[Data entries]
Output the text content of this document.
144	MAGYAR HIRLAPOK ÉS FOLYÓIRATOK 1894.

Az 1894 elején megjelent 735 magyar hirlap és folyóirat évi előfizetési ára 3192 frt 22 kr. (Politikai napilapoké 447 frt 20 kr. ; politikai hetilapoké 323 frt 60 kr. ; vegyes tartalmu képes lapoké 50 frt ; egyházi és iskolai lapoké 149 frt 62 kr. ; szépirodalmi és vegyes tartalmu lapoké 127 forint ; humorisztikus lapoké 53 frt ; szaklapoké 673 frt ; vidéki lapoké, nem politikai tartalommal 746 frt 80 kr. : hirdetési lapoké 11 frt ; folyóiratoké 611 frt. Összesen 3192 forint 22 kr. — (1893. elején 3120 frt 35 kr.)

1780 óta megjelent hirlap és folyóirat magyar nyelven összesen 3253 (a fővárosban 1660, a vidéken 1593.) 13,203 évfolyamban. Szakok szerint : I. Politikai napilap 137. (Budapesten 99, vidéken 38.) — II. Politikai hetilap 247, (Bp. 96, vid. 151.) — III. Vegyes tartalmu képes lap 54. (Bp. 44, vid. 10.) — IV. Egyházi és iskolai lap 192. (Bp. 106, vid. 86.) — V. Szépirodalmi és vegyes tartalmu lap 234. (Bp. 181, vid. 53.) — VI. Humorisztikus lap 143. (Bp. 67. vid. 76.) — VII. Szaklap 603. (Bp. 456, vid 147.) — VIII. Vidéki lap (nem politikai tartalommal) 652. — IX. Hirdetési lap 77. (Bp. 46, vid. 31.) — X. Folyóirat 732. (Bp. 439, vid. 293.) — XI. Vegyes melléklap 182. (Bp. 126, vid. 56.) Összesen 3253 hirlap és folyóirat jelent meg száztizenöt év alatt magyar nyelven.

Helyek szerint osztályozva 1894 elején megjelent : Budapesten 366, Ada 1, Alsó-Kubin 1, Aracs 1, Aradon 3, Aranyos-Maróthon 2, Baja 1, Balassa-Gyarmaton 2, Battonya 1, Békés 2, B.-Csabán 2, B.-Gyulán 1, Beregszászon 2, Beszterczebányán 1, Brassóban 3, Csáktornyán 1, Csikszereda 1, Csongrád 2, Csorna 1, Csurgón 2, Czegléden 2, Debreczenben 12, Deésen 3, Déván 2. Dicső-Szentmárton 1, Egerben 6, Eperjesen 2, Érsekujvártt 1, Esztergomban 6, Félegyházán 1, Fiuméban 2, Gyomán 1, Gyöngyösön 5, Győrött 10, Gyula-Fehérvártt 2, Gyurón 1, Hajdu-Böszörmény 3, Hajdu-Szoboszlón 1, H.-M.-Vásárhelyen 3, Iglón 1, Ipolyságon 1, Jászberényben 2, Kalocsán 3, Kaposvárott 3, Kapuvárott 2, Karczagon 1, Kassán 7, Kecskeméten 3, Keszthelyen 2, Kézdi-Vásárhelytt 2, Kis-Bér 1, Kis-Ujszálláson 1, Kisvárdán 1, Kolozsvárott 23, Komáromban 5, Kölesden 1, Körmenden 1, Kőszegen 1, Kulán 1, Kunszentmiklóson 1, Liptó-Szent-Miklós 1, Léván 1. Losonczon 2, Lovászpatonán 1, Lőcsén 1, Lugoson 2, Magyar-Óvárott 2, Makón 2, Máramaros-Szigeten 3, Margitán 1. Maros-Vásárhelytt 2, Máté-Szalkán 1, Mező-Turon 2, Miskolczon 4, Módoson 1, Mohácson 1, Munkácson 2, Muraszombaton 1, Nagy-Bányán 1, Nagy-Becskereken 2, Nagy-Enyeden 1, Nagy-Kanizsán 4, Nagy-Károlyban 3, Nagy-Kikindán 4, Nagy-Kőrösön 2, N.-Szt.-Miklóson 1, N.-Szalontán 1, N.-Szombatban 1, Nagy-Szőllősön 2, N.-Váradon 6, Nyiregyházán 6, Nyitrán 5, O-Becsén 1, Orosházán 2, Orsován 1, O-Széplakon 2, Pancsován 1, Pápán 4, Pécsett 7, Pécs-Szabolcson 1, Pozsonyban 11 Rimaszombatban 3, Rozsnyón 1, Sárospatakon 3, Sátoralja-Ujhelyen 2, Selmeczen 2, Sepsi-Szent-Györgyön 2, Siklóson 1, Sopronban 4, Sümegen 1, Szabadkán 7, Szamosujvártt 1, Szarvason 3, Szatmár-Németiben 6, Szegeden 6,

Work instructions: Please return the data above exactly as given.

Worked solution:
Output the text content of this document.
144	MAGYAR HIRLAPOK ÉS FOLYÓIRATOK 1894.

Az 1894 elején megjelent 735 magyar hirlap és folyóirat évi előfizetési ára 3192 frt 22 kr. (Politikai napilapoké 447 frt 20 kr. ; politikai hetilapoké 323 frt 60 kr. ; vegyes tartalmu képes lapoké 50 frt ; egyházi és iskolai lapoké 149 frt 62 kr. ; szépirodalmi és vegyes tartalmu lapoké 127 forint ; humorisztikus lapoké 53 frt ; szaklapoké 673 frt ; vidéki lapoké, nem politikai tartalommal 746 frt 80 kr. : hirdetési lapoké 11 frt ; folyóiratoké 611 frt. Összesen 3192 forint 22 kr. — (1893. elején 3120 frt 35 kr.)

1780 óta megjelent hirlap és folyóirat magyar nyelven összesen 3253 (a fővárosban 1660, a vidéken 1593.) 13,203 évfolyamban. Szakok szerint : I. Politikai napilap 137. (Budapesten 99, vidéken 38.) — II. Politikai hetilap 247, (Bp. 96, vid. 151.) — III. Vegyes tartalmu képes lap 54. (Bp. 44, vid. 10.) — IV. Egyházi és iskolai lap 192. (Bp. 106, vid. 86.) — V. Szépirodalmi és vegyes tartalmu lap 234. (Bp. 181, vid. 53.) — VI. Humorisztikus lap 143. (Bp. 67. vid. 76.) — VII. Szaklap 603. (Bp. 456, vid 147.) — VIII. Vidéki lap (nem politikai tartalommal) 652. — IX. Hirdetési lap 77. (Bp. 46, vid. 31.) — X. Folyóirat 732. (Bp. 439, vid. 293.) — XI. Vegyes melléklap 182. (Bp. 126, vid. 56.) Összesen 3253 hirlap és folyóirat jelent meg száztizenöt év alatt magyar nyelven.

Helyek szerint osztályozva 1894 elején megjelent : Budapesten 366, Ada 1, Alsó-Kubin 1, Aracs 1, Aradon 3, Aranyos-Maróthon 2, Baja 1, Balassa-Gyarmaton 2, Battonya 1, Békés 2, B.-Csabán 2, B.-Gyulán 1, Beregszászon 2, Beszterczebányán 1, Brassóban 3, Csáktornyán 1, Csikszereda 1, Csongrád 2, Csorna 1, Csurgón 2, Czegléden 2, Debreczenben 12, Deésen 3, Déván 2. Dicső-Szentmárton 1, Egerben 6, Eperjesen 2, Érsekujvártt 1, Esztergomban 6, Félegyházán 1, Fiuméban 2, Gyomán 1, Gyöngyösön 5, Győrött 10, Gyula-Fehérvártt 2, Gyurón 1, Hajdu-Böszörmény 3, Hajdu-Szoboszlón 1, H.-M.-Vásárhelyen 3, Iglón 1, Ipolyságon 1, Jászberényben 2, Kalocsán 3, Kaposvárott 3, Kapuvárott 2, Karczagon 1, Kassán 7, Kecskeméten 3, Keszthelyen 2, Kézdi-Vásárhelytt 2, Kis-Bér 1, Kis-Ujszálláson 1, Kisvárdán 1, Kolozsvárott 23, Komáromban 5, Kölesden 1, Körmenden 1, Kőszegen 1, Kulán 1, Kunszentmiklóson 1, Liptó-Szent-Miklós 1, Léván 1. Losonczon 2, Lovászpatonán 1, Lőcsén 1, Lugoson 2, Magyar-Óvárott 2, Makón 2, Máramaros-Szigeten 3, Margitán 1. Maros-Vásárhelytt 2, Máté-Szalkán 1, Mező-Turon 2, Miskolczon 4, Módoson 1, Mohácson 1, Munkácson 2, Muraszombaton 1, Nagy-Bányán 1, Nagy-Becskereken 2, Nagy-Enyeden 1, Nagy-Kanizsán 4, Nagy-Károlyban 3, Nagy-Kikindán 4, Nagy-Kőrösön 2, N.-Szt.-Miklóson 1, N.-Szalontán 1, N.-Szombatban 1, Nagy-Szőllősön 2, N.-Váradon 6, Nyiregyházán 6, Nyitrán 5, O-Becsén 1, Orosházán 2, Orsován 1, O-Széplakon 2, Pancsován 1, Pápán 4, Pécsett 7, Pécs-Szabolcson 1, Pozsonyban 11 Rimaszombatban 3, Rozsnyón 1, Sárospatakon 3, Sátoralja-Ujhelyen 2, Selmeczen 2, Sepsi-Szent-Györgyön 2, Siklóson 1, Sopronban 4, Sümegen 1, Szabadkán 7, Szamosujvártt 1, Szarvason 3, Szatmár-Németiben 6, Szegeden 6,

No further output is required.